Exercise prompt: Copy the lines that follow, keeping every character the same.

Records supplied:

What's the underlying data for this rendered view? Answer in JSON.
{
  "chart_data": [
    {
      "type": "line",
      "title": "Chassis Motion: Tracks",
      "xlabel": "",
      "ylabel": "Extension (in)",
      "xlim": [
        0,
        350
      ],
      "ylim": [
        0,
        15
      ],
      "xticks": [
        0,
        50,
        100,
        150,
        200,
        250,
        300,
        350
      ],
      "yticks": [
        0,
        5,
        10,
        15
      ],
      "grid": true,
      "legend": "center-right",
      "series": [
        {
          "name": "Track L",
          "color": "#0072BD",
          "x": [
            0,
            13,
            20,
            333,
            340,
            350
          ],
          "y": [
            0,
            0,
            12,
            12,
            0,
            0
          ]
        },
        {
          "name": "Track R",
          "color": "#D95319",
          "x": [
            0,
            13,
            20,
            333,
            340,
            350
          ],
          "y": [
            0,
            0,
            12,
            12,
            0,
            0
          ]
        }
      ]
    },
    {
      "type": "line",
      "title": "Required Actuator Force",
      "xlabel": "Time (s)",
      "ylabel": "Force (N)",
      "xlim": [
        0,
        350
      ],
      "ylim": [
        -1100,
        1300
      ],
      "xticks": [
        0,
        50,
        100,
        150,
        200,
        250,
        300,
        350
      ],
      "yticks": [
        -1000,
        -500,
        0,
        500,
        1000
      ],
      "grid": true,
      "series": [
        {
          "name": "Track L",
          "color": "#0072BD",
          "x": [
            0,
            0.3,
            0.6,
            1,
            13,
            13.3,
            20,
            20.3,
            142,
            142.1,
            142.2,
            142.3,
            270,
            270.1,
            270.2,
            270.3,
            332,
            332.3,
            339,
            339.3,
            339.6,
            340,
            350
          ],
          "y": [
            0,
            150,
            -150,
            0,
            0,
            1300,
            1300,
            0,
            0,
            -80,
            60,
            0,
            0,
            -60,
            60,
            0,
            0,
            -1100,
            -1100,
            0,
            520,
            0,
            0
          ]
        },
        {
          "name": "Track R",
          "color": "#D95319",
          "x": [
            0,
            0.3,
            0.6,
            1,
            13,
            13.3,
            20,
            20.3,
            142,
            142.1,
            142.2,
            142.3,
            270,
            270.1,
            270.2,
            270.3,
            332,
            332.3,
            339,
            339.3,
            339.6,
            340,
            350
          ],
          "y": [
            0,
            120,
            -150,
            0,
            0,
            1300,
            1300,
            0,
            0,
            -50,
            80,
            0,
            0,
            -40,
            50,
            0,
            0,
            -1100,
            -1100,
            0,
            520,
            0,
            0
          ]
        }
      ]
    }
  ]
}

Correct answer:
What's the underlying data for this rendered view? Answer in JSON.
{
  "chart_data": [
    {
      "type": "line",
      "title": "Chassis Motion: Tracks",
      "xlabel": "",
      "ylabel": "Extension (in)",
      "xlim": [
        0,
        350
      ],
      "ylim": [
        0,
        15
      ],
      "xticks": [
        0,
        50,
        100,
        150,
        200,
        250,
        300,
        350
      ],
      "yticks": [
        0,
        5,
        10,
        15
      ],
      "grid": true,
      "legend": "center-right",
      "series": [
        {
          "name": "Track L",
          "color": "#0072BD",
          "x": [
            0,
            13,
            20,
            333,
            340,
            350
          ],
          "y": [
            0,
            0,
            12,
            12,
            0,
            0
          ]
        },
        {
          "name": "Track R",
          "color": "#D95319",
          "x": [
            0,
            13,
            20,
            333,
            340,
            350
          ],
          "y": [
            0,
            0,
            12,
            12,
            0,
            0
          ]
        }
      ]
    },
    {
      "type": "line",
      "title": "Required Actuator Force",
      "xlabel": "Time (s)",
      "ylabel": "Force (N)",
      "xlim": [
        0,
        350
      ],
      "ylim": [
        -1100,
        1300
      ],
      "xticks": [
        0,
        50,
        100,
        150,
        200,
        250,
        300,
        350
      ],
      "yticks": [
        -1000,
        -500,
        0,
        500,
        1000
      ],
      "grid": true,
      "series": [
        {
          "name": "Track L",
          "color": "#0072BD",
          "x": [
            0,
            0.3,
            0.6,
            1,
            13,
            13.3,
            20,
            20.3,
            142,
            142.1,
            142.2,
            142.3,
            270,
            270.1,
            270.2,
            270.3,
            332,
            332.3,
            339,
            339.3,
            339.6,
            340,
            350
          ],
          "y": [
            0,
            150,
            -150,
            0,
            0,
            1300,
            1300,
            0,
            0,
            -80,
            60,
            0,
            0,
            -60,
            60,
            0,
            0,
            -1100,
            -1100,
            0,
            520,
            0,
            0
          ]
        },
        {
          "name": "Track R",
          "color": "#D95319",
          "x": [
            0,
            0.3,
            0.6,
            1,
            13,
            13.3,
            20,
            20.3,
            142,
            142.1,
            142.2,
            142.3,
            270,
            270.1,
            270.2,
            270.3,
            332,
            332.3,
            339,
            339.3,
            339.6,
            340,
            350
          ],
          "y": [
            0,
            120,
            -150,
            0,
            0,
            1300,
            1300,
            0,
            0,
            -50,
            80,
            0,
            0,
            -40,
            50,
            0,
            0,
            -1100,
            -1100,
            0,
            520,
            0,
            0
          ]
        }
      ]
    }
  ]
}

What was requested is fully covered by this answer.